Stored items
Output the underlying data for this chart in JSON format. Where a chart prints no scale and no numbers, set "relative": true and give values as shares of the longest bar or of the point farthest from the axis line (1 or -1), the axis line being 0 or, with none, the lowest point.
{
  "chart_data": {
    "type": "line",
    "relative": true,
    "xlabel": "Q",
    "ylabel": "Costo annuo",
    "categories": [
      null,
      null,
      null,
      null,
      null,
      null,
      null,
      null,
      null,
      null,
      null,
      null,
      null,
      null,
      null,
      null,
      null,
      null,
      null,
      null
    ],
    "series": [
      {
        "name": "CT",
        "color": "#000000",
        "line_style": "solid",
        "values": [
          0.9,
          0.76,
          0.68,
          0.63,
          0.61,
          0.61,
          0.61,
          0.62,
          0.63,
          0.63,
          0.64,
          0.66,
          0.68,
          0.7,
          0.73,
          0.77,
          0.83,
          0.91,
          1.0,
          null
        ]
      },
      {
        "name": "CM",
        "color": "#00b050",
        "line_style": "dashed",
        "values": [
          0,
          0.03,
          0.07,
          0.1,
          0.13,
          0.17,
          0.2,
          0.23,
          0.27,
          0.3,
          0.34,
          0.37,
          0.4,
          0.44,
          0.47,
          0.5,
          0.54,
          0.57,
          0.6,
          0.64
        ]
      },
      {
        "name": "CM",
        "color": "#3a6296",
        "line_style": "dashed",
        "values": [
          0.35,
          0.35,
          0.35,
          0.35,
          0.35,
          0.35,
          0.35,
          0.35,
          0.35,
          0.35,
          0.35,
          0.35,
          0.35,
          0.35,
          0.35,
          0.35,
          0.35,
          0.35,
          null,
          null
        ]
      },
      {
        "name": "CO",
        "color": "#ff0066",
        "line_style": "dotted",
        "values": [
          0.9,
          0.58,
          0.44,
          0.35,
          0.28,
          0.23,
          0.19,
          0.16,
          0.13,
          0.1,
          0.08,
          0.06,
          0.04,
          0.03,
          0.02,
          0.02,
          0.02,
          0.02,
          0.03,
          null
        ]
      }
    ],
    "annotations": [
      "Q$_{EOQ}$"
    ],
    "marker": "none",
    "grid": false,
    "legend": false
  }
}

#### Your task:
Extract all lines of the records above that include "true".

#### Result of this exercise:
Output the underlying data for this chart in JSON format. Where a chart prints no scale and no numbers, set "relative": true and give values as shares of the longest bar or of the point farthest from the axis line (1 or -1), the axis line being 0 or, with none, the lowest point.
    "relative": true,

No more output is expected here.